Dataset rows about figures
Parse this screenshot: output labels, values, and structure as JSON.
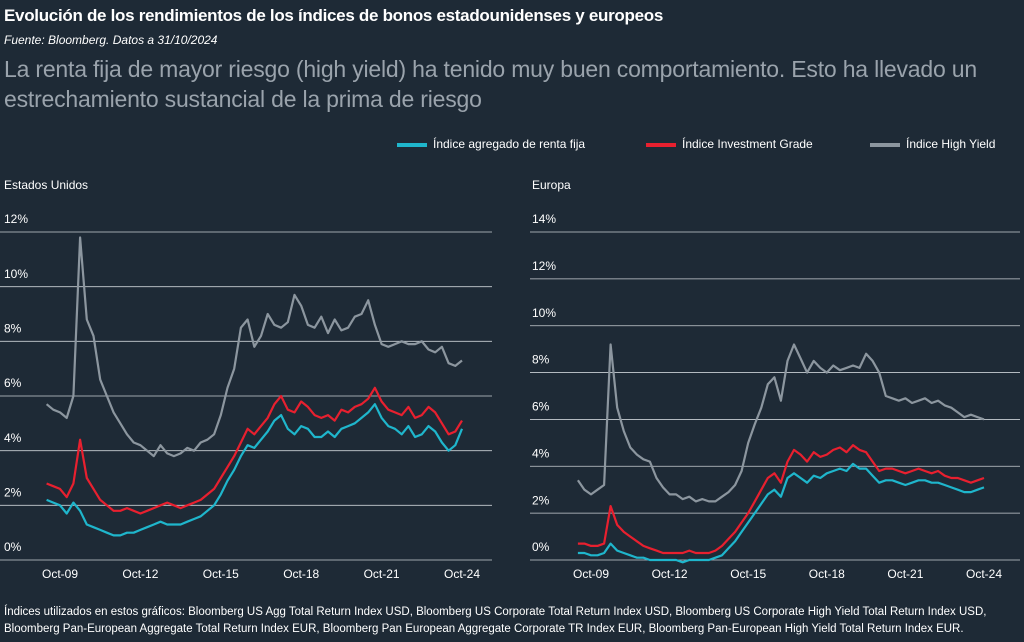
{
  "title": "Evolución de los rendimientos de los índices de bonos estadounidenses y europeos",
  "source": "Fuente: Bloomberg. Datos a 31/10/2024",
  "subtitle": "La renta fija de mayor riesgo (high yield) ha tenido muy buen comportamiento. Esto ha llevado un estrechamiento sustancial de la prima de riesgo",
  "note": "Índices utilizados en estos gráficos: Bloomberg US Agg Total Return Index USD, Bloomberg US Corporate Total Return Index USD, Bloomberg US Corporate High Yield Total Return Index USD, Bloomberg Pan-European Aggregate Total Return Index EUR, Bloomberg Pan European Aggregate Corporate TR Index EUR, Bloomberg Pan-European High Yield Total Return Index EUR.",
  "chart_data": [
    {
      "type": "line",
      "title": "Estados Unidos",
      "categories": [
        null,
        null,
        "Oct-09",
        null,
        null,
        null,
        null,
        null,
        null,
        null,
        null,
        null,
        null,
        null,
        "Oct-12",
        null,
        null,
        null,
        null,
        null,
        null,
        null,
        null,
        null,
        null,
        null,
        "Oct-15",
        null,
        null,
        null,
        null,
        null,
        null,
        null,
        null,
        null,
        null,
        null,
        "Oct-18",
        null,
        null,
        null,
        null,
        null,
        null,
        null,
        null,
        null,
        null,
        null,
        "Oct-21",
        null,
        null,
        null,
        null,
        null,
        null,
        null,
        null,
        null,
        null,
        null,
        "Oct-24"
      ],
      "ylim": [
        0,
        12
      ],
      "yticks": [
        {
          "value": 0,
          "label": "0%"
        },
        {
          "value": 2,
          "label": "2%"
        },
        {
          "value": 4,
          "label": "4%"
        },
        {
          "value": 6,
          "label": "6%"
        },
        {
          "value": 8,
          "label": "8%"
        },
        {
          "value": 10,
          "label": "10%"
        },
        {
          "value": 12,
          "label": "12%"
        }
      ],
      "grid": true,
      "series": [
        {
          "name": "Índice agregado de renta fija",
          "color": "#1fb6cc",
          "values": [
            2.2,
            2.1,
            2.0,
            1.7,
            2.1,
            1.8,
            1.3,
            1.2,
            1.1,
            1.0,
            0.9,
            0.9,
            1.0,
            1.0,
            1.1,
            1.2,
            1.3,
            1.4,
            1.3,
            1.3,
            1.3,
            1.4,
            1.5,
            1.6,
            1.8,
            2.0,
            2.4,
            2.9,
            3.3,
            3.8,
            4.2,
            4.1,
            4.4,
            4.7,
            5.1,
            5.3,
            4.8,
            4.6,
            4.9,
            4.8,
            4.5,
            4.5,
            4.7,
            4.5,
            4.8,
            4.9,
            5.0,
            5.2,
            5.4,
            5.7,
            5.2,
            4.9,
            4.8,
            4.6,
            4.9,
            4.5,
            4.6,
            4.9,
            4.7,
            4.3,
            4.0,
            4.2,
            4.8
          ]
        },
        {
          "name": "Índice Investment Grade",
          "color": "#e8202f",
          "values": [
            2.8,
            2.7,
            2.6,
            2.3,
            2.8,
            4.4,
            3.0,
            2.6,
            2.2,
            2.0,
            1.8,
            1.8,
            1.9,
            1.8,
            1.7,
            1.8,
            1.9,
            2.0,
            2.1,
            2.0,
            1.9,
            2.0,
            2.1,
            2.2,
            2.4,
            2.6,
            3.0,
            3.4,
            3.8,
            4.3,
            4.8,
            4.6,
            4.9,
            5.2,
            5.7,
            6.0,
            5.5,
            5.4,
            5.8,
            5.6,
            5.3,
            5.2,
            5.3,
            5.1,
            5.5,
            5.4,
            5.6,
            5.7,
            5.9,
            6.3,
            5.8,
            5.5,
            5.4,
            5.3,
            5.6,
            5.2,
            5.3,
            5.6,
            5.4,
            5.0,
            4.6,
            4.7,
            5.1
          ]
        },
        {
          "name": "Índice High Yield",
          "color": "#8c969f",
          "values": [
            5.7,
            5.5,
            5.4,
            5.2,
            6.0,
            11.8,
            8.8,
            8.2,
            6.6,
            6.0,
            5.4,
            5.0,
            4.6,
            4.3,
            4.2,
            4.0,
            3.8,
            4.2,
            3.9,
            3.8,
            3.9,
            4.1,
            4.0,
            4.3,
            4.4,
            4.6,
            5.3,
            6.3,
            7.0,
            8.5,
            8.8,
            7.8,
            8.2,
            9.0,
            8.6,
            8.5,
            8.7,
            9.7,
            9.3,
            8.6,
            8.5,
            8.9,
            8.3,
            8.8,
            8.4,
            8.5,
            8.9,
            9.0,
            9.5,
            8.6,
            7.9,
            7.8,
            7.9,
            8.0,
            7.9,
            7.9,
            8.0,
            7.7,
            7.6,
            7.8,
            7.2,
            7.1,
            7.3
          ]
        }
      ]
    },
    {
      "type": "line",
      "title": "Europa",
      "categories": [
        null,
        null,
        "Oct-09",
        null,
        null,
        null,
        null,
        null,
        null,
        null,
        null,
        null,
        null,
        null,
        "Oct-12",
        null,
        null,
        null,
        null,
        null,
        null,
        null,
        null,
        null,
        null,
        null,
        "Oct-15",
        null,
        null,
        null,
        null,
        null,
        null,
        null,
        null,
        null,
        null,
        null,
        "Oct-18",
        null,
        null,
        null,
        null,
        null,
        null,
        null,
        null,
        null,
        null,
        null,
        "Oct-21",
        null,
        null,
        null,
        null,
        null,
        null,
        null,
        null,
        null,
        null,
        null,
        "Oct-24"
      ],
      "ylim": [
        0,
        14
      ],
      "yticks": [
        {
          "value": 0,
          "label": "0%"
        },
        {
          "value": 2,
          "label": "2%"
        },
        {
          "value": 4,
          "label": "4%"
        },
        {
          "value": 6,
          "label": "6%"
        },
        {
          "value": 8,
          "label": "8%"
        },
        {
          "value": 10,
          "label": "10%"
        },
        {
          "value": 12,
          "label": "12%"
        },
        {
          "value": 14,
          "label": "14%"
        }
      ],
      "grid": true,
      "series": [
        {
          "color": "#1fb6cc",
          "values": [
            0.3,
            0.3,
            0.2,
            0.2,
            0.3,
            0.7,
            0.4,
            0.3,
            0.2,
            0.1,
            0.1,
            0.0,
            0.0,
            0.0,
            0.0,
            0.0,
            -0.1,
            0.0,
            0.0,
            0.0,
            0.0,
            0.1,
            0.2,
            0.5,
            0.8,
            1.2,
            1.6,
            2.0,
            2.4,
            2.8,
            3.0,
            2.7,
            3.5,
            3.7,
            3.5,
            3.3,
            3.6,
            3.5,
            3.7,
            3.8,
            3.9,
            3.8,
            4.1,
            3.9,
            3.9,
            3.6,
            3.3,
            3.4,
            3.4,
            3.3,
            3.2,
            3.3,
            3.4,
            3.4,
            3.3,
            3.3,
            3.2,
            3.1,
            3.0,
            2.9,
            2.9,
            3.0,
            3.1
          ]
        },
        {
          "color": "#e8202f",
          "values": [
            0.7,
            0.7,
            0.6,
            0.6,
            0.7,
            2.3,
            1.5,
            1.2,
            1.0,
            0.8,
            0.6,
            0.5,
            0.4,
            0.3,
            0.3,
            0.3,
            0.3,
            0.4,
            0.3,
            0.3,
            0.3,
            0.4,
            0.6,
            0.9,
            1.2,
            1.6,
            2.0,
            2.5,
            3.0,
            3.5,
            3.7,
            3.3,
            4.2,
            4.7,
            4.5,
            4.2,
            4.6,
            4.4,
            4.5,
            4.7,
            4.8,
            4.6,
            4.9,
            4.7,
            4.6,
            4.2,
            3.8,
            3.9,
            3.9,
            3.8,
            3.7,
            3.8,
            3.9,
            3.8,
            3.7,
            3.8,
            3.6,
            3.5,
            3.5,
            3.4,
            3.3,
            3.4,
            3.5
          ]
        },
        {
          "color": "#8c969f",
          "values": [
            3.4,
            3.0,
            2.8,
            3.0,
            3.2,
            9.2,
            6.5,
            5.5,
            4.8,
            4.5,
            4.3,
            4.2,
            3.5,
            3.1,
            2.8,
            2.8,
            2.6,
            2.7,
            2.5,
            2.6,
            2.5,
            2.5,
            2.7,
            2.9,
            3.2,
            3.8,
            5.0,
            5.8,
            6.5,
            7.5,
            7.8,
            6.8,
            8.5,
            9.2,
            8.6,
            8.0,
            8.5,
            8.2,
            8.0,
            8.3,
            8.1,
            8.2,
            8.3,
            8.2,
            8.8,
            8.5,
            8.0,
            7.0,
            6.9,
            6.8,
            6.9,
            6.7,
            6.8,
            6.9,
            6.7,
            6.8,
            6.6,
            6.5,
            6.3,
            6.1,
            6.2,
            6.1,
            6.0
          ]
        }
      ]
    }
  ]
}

- [Your task] Copy every line of the records above that contains "Bloomberg".

- [Correct result]
  "source": "Fuente: Bloomberg. Datos a 31/10/2024",
  "note": "Índices utilizados en estos gráficos: Bloomberg US Agg Total Return Index USD, Bloomberg US Corporate Total Return Index USD, Bloomberg US Corporate High Yield Total Return Index USD, Bloomberg Pan-European Aggregate Total Return Index EUR, Bloomberg Pan European Aggregate Corporate TR Index EUR, Bloomberg Pan-European High Yield Total Return Index EUR.",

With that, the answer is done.